### Stored entries
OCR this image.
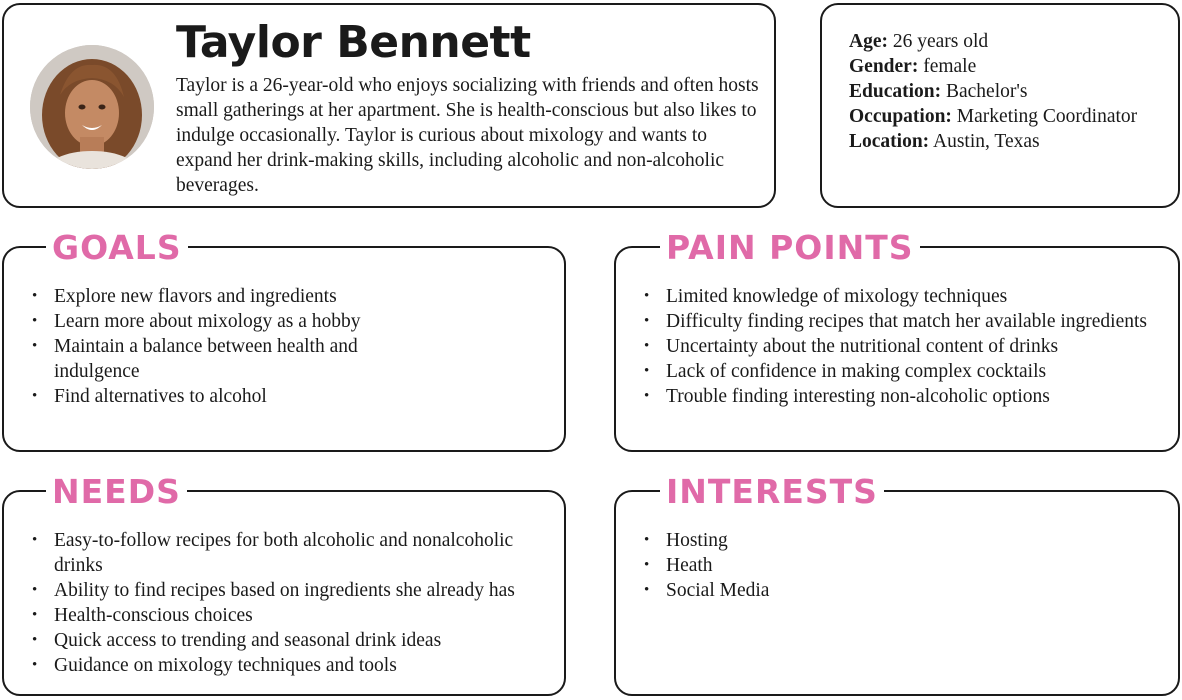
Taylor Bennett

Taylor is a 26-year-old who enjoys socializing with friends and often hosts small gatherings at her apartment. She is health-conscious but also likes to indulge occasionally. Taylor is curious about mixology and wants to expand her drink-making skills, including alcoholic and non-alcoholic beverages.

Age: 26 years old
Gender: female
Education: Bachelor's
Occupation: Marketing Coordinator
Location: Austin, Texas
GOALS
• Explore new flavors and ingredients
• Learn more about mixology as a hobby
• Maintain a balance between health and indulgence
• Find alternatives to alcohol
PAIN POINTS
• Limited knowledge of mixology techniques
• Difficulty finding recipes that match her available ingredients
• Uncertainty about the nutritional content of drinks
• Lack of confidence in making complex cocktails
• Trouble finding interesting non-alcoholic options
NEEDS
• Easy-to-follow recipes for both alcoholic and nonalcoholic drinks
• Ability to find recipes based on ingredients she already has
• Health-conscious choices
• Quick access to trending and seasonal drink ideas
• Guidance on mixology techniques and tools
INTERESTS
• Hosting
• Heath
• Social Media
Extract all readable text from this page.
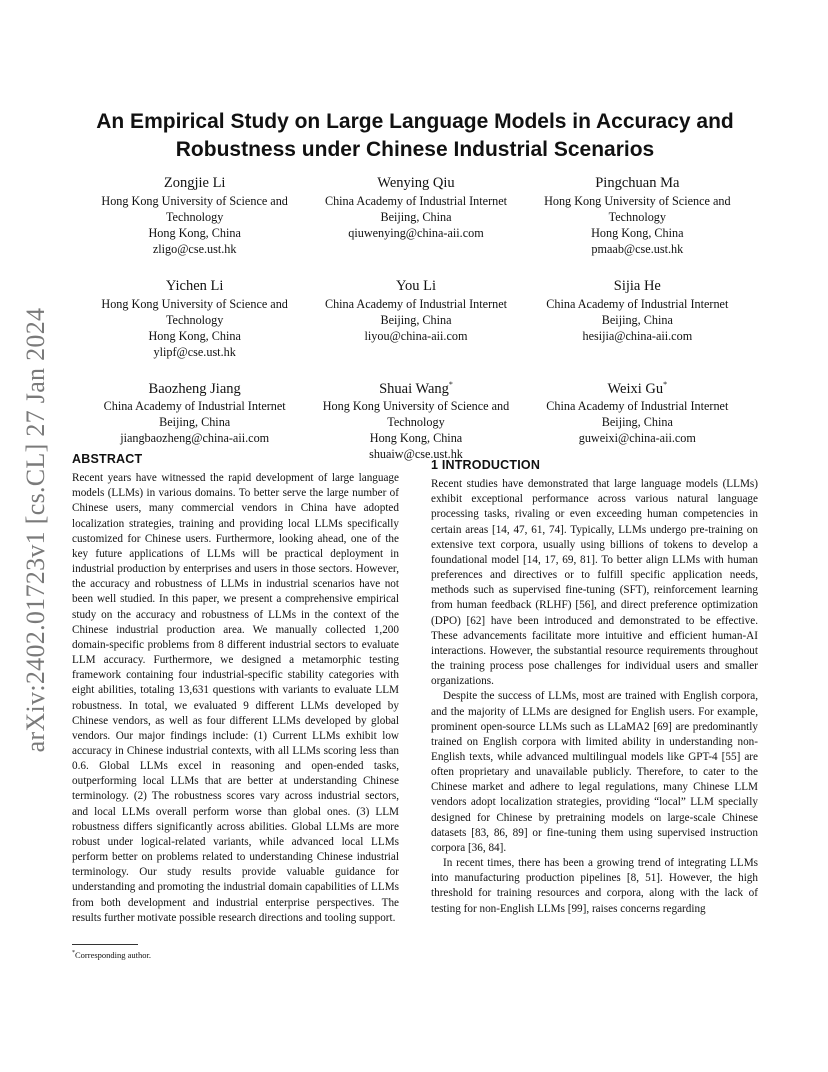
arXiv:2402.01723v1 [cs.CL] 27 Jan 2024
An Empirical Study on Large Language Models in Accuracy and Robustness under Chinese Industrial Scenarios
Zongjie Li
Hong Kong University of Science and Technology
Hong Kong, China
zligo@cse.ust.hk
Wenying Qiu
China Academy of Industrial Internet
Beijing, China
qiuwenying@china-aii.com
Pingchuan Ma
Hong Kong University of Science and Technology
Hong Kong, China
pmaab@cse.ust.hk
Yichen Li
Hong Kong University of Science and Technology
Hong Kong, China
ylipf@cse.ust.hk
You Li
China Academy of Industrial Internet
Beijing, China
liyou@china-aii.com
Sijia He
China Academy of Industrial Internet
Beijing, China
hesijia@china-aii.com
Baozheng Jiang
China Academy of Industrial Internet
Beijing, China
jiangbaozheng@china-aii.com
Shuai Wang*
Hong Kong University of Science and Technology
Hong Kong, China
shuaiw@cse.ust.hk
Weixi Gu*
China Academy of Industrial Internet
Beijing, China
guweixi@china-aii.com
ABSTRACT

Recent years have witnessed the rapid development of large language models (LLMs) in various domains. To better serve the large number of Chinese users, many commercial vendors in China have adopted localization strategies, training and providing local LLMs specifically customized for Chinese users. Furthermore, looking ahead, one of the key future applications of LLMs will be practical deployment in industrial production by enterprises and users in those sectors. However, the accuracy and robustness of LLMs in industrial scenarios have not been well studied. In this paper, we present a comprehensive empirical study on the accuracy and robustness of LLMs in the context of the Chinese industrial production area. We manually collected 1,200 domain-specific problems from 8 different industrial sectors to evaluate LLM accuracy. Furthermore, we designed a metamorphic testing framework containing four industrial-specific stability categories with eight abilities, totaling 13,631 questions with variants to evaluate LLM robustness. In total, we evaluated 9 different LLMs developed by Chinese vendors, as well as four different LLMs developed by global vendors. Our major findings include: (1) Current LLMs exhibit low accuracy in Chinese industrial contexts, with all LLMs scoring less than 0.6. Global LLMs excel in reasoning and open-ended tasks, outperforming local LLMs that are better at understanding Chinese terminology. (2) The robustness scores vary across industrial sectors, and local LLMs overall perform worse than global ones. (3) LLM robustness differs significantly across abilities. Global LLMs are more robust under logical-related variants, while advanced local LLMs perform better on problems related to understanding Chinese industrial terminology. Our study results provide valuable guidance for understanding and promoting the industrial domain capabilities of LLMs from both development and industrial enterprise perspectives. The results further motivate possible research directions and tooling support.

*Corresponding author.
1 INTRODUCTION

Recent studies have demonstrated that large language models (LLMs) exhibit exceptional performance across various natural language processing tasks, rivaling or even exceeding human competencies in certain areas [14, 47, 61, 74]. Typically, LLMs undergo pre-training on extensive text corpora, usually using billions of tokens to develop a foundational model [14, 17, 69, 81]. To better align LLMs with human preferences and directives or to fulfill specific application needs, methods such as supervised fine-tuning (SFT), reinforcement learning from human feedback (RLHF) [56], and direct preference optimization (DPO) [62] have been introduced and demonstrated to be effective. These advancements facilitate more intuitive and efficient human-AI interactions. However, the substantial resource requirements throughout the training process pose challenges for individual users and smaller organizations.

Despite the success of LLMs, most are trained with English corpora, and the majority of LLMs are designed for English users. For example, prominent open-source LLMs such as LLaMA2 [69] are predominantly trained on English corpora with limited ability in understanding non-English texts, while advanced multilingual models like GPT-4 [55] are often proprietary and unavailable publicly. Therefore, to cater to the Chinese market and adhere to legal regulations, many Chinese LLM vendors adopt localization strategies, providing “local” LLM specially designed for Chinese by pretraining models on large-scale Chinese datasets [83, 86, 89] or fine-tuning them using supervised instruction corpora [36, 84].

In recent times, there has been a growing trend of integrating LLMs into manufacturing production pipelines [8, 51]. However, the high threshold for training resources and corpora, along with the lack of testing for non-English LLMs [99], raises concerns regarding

### Given instruction
Using the listing above, gather each line that holds the string "often" and copy it.

### Result of this exercise
Taylor is a 26-year-old who enjoys socializing with friends and often hosts small gatherings at her apartment. She is health-conscious but also likes to indulge occasionally. Taylor is curious about mixology and wants to expand her drink-making skills, including alcoholic and non-alcoholic beverages.
Despite the success of LLMs, most are trained with English corpora, and the majority of LLMs are designed for English users. For example, prominent open-source LLMs such as LLaMA2 [69] are predominantly trained on English corpora with limited ability in understanding non-English texts, while advanced multilingual models like GPT-4 [55] are often proprietary and unavailable publicly. Therefore, to cater to the Chinese market and adhere to legal regulations, many Chinese LLM vendors adopt localization strategies, providing “local” LLM specially designed for Chinese by pretraining models on large-scale Chinese datasets [83, 86, 89] or fine-tuning them using supervised instruction corpora [36, 84].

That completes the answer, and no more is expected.